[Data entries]
▼
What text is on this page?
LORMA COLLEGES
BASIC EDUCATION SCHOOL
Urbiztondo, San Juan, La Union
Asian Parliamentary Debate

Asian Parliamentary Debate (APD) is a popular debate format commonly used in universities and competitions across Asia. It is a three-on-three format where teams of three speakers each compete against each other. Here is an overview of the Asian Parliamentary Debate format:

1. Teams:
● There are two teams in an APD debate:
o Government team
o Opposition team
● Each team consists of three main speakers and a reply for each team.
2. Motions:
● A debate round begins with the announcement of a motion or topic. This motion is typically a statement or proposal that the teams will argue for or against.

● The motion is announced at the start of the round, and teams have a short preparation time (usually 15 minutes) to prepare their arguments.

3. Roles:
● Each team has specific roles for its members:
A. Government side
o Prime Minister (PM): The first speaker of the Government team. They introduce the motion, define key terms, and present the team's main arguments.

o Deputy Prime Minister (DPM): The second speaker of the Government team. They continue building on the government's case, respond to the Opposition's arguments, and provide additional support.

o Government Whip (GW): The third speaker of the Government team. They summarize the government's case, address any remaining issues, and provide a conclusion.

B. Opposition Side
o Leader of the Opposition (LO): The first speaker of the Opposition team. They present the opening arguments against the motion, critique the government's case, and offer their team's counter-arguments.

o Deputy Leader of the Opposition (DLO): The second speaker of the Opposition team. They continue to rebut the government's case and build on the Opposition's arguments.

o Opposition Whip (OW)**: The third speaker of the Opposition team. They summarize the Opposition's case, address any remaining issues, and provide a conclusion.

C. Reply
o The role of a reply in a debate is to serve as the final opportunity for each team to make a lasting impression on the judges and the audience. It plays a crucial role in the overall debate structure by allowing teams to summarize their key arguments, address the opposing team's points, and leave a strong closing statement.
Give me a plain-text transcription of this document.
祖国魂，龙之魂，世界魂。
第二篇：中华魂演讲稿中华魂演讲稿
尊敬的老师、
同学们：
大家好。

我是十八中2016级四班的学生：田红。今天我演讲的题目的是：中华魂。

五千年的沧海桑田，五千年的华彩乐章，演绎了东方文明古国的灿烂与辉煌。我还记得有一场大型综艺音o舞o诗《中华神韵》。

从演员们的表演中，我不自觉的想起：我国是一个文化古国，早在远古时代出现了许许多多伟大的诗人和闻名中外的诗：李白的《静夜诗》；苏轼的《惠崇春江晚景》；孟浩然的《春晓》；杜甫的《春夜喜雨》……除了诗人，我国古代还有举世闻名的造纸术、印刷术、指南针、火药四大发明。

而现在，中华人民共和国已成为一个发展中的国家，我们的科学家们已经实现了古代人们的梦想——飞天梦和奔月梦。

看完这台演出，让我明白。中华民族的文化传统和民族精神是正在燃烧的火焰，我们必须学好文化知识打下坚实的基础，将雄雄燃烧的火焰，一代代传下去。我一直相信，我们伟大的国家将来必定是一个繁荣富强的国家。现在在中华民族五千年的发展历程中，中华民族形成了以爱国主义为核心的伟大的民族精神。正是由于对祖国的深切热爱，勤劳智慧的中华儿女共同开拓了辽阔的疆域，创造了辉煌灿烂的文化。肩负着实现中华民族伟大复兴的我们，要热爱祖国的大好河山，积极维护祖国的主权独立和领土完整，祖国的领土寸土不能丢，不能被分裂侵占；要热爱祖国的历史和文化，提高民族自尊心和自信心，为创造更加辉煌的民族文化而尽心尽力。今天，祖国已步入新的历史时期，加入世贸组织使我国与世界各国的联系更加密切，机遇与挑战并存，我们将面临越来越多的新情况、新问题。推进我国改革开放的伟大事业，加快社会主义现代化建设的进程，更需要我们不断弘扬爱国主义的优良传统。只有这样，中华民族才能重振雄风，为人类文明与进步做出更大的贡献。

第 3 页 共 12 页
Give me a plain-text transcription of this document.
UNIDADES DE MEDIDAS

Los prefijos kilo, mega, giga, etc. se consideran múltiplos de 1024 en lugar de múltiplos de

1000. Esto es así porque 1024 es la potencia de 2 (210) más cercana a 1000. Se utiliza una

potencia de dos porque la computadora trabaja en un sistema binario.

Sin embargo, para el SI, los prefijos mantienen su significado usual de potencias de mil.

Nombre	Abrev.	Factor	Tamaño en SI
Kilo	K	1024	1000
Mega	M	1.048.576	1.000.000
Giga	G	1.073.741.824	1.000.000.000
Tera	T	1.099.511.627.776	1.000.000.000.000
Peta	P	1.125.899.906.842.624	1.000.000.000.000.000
▲
• _Written instruction_:
Repeat the data precisely, line by line.

• _Solution_:
What text is on this page?
LORMA COLLEGES
BASIC EDUCATION SCHOOL
Urbiztondo, San Juan, La Union
Asian Parliamentary Debate

Asian Parliamentary Debate (APD) is a popular debate format commonly used in universities and competitions across Asia. It is a three-on-three format where teams of three speakers each compete against each other. Here is an overview of the Asian Parliamentary Debate format:

1. Teams:
● There are two teams in an APD debate:
o Government team
o Opposition team
● Each team consists of three main speakers and a reply for each team.
2. Motions:
● A debate round begins with the announcement of a motion or topic. This motion is typically a statement or proposal that the teams will argue for or against.

● The motion is announced at the start of the round, and teams have a short preparation time (usually 15 minutes) to prepare their arguments.

3. Roles:
● Each team has specific roles for its members:
A. Government side
o Prime Minister (PM): The first speaker of the Government team. They introduce the motion, define key terms, and present the team's main arguments.

o Deputy Prime Minister (DPM): The second speaker of the Government team. They continue building on the government's case, respond to the Opposition's arguments, and provide additional support.

o Government Whip (GW): The third speaker of the Government team. They summarize the government's case, address any remaining issues, and provide a conclusion.

B. Opposition Side
o Leader of the Opposition (LO): The first speaker of the Opposition team. They present the opening arguments against the motion, critique the government's case, and offer their team's counter-arguments.

o Deputy Leader of the Opposition (DLO): The second speaker of the Opposition team. They continue to rebut the government's case and build on the Opposition's arguments.

o Opposition Whip (OW)**: The third speaker of the Opposition team. They summarize the Opposition's case, address any remaining issues, and provide a conclusion.

C. Reply
o The role of a reply in a debate is to serve as the final opportunity for each team to make a lasting impression on the judges and the audience. It plays a crucial role in the overall debate structure by allowing teams to summarize their key arguments, address the opposing team's points, and leave a strong closing statement.
Give me a plain-text transcription of this document.
祖国魂，龙之魂，世界魂。
第二篇：中华魂演讲稿中华魂演讲稿
尊敬的老师、
同学们：
大家好。

我是十八中2016级四班的学生：田红。今天我演讲的题目的是：中华魂。

五千年的沧海桑田，五千年的华彩乐章，演绎了东方文明古国的灿烂与辉煌。我还记得有一场大型综艺音o舞o诗《中华神韵》。

从演员们的表演中，我不自觉的想起：我国是一个文化古国，早在远古时代出现了许许多多伟大的诗人和闻名中外的诗：李白的《静夜诗》；苏轼的《惠崇春江晚景》；孟浩然的《春晓》；杜甫的《春夜喜雨》……除了诗人，我国古代还有举世闻名的造纸术、印刷术、指南针、火药四大发明。

而现在，中华人民共和国已成为一个发展中的国家，我们的科学家们已经实现了古代人们的梦想——飞天梦和奔月梦。

看完这台演出，让我明白。中华民族的文化传统和民族精神是正在燃烧的火焰，我们必须学好文化知识打下坚实的基础，将雄雄燃烧的火焰，一代代传下去。我一直相信，我们伟大的国家将来必定是一个繁荣富强的国家。现在在中华民族五千年的发展历程中，中华民族形成了以爱国主义为核心的伟大的民族精神。正是由于对祖国的深切热爱，勤劳智慧的中华儿女共同开拓了辽阔的疆域，创造了辉煌灿烂的文化。肩负着实现中华民族伟大复兴的我们，要热爱祖国的大好河山，积极维护祖国的主权独立和领土完整，祖国的领土寸土不能丢，不能被分裂侵占；要热爱祖国的历史和文化，提高民族自尊心和自信心，为创造更加辉煌的民族文化而尽心尽力。今天，祖国已步入新的历史时期，加入世贸组织使我国与世界各国的联系更加密切，机遇与挑战并存，我们将面临越来越多的新情况、新问题。推进我国改革开放的伟大事业，加快社会主义现代化建设的进程，更需要我们不断弘扬爱国主义的优良传统。只有这样，中华民族才能重振雄风，为人类文明与进步做出更大的贡献。

第 3 页 共 12 页
Give me a plain-text transcription of this document.
UNIDADES DE MEDIDAS

Los prefijos kilo, mega, giga, etc. se consideran múltiplos de 1024 en lugar de múltiplos de

1000. Esto es así porque 1024 es la potencia de 2 (210) más cercana a 1000. Se utiliza una

potencia de dos porque la computadora trabaja en un sistema binario.

Sin embargo, para el SI, los prefijos mantienen su significado usual de potencias de mil.

Nombre	Abrev.	Factor	Tamaño en SI
Kilo	K	1024	1000
Mega	M	1.048.576	1.000.000
Giga	G	1.073.741.824	1.000.000.000
Tera	T	1.099.511.627.776	1.000.000.000.000
Peta	P	1.125.899.906.842.624	1.000.000.000.000.000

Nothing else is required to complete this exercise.